# Aim of the task
Copy every line of the entries that includes the word "Sherlin".

— start of Input for this task —

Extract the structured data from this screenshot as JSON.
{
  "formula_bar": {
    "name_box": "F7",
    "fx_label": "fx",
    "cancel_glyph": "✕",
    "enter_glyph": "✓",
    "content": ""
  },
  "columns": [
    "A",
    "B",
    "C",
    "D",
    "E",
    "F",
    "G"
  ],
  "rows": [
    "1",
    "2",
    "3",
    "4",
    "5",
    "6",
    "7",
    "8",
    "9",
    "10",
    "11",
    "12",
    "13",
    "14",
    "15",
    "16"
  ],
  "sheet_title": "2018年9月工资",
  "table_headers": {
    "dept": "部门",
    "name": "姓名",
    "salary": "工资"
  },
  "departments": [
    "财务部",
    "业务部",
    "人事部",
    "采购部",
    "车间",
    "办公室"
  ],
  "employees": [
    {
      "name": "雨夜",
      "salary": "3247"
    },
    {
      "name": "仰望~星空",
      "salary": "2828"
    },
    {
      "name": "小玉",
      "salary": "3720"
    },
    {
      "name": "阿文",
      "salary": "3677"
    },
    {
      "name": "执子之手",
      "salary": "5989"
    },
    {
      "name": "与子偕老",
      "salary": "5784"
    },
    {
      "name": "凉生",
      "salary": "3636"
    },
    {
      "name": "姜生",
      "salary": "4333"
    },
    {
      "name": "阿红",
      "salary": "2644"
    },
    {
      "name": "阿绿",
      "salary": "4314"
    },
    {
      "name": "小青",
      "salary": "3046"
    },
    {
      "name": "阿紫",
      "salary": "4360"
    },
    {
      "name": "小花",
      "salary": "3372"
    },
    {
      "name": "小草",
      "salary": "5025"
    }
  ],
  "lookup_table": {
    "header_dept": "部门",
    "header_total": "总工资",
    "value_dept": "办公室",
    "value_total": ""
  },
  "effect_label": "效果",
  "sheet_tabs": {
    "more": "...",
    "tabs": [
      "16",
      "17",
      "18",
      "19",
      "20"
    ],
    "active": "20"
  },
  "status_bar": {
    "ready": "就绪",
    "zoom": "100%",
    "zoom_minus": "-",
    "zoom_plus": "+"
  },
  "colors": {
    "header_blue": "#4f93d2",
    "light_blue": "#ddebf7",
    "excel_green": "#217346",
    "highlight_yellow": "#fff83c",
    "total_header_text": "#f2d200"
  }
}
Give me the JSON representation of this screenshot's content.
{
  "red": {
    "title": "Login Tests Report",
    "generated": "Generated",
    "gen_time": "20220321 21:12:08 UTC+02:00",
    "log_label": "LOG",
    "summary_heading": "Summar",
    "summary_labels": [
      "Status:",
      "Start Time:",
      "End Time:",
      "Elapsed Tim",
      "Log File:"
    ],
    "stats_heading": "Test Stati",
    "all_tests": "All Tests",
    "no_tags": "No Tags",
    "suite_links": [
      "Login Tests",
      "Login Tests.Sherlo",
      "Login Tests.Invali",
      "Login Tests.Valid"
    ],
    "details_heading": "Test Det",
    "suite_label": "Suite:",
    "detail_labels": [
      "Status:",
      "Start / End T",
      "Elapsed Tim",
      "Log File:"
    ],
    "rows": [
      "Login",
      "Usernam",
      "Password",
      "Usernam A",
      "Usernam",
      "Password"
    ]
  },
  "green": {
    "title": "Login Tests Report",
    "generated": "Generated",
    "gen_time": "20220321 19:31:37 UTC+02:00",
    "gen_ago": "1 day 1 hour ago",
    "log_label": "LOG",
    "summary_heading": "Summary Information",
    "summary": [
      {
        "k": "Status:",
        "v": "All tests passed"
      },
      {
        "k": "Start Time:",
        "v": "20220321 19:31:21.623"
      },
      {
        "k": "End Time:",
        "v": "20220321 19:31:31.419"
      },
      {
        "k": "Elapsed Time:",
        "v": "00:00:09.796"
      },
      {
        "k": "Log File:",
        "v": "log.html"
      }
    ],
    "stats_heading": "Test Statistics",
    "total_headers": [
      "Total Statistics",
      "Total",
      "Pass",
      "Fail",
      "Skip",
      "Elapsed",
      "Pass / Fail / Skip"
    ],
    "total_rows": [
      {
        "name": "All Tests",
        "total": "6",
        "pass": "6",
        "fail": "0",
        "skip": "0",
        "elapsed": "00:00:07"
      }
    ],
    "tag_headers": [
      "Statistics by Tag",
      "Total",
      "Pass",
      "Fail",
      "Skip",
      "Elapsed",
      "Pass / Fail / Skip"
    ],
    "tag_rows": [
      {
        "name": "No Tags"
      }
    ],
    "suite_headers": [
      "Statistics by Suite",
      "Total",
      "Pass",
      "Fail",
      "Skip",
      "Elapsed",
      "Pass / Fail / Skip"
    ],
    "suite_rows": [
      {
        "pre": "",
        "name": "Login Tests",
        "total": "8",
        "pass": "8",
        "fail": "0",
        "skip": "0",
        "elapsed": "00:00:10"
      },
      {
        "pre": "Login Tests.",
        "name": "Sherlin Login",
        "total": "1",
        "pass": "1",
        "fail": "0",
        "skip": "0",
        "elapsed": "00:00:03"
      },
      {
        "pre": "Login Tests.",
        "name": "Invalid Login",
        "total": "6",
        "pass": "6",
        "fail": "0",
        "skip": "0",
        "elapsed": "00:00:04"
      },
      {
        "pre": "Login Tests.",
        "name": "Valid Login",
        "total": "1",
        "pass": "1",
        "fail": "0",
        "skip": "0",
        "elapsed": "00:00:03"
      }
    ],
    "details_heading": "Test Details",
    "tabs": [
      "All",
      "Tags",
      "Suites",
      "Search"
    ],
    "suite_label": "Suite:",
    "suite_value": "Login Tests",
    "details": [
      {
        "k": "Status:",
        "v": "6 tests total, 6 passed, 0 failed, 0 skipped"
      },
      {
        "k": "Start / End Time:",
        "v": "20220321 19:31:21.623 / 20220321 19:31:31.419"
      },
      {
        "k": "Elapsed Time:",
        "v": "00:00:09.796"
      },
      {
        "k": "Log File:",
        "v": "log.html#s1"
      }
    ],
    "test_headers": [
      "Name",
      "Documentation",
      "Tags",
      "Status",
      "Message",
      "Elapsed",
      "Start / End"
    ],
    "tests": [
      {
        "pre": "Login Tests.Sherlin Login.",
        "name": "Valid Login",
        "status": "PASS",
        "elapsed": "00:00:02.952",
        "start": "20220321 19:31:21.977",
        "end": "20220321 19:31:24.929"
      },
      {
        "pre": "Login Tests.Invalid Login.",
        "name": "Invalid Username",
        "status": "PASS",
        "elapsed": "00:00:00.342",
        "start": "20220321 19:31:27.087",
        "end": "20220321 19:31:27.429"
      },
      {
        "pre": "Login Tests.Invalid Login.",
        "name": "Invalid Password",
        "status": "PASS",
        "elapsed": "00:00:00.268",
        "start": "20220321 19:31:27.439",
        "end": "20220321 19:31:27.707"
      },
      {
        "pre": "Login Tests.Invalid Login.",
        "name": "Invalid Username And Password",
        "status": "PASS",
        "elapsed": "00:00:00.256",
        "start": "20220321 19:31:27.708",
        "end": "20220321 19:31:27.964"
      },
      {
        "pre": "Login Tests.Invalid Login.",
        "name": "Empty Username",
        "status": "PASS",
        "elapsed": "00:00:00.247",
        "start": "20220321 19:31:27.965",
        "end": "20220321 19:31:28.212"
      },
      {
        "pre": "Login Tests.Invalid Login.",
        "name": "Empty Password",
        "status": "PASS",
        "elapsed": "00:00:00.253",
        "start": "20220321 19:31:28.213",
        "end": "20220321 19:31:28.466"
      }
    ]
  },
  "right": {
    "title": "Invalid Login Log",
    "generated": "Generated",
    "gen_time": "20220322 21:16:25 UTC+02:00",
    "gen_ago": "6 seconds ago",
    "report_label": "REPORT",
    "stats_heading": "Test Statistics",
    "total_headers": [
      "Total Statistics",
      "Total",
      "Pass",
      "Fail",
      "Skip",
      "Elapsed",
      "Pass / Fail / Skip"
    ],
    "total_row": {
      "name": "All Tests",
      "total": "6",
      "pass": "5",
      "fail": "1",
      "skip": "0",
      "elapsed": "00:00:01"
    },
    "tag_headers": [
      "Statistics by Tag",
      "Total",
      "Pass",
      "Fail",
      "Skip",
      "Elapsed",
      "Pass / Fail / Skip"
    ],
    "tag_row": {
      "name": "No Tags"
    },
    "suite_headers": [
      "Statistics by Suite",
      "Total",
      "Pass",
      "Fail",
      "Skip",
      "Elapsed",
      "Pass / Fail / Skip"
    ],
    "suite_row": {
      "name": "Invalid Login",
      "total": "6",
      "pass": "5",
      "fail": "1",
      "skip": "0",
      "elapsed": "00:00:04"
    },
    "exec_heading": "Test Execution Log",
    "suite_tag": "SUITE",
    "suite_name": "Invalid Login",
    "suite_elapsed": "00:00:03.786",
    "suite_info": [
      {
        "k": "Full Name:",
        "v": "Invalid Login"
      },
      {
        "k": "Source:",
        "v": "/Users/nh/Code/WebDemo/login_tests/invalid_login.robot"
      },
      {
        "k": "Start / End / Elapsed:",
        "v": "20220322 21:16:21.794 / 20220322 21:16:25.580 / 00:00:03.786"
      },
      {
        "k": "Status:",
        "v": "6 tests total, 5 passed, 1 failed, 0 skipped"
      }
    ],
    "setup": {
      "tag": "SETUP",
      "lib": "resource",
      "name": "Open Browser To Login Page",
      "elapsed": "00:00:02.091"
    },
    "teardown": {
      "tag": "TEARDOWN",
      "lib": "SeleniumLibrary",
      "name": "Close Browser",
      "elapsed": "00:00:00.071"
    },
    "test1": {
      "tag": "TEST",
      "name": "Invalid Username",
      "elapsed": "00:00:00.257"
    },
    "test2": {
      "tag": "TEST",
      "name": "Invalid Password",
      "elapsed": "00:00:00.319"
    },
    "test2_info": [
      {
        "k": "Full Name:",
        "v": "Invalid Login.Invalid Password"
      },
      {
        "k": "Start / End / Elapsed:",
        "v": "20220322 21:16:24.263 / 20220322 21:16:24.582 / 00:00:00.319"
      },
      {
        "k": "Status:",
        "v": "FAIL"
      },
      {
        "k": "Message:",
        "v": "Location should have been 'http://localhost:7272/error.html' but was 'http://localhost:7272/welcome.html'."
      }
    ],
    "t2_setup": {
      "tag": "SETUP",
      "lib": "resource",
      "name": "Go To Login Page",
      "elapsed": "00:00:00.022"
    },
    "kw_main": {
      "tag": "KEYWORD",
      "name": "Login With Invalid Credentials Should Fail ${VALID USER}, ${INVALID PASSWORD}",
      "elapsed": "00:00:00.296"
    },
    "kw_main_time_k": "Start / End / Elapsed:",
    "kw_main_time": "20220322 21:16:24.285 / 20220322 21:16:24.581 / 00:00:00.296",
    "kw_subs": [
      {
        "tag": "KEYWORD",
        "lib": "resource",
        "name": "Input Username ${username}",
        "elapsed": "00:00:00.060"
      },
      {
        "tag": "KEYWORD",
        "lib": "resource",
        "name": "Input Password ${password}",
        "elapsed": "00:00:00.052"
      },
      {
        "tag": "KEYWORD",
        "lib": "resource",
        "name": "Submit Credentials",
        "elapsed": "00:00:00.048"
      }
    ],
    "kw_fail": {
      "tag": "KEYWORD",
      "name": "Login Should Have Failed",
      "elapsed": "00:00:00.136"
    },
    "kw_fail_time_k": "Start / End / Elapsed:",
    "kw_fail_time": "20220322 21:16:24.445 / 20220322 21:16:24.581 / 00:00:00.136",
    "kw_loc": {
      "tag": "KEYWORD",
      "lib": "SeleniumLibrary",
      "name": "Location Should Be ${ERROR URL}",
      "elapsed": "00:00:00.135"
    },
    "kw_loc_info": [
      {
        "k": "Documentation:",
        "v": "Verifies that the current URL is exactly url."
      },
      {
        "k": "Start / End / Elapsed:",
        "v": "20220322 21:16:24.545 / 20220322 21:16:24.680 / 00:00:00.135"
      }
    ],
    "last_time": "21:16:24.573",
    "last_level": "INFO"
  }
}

— end of Input for this task —

# The result
        "name": "Sherlin Login",
        "pre": "Login Tests.Sherlin Login.",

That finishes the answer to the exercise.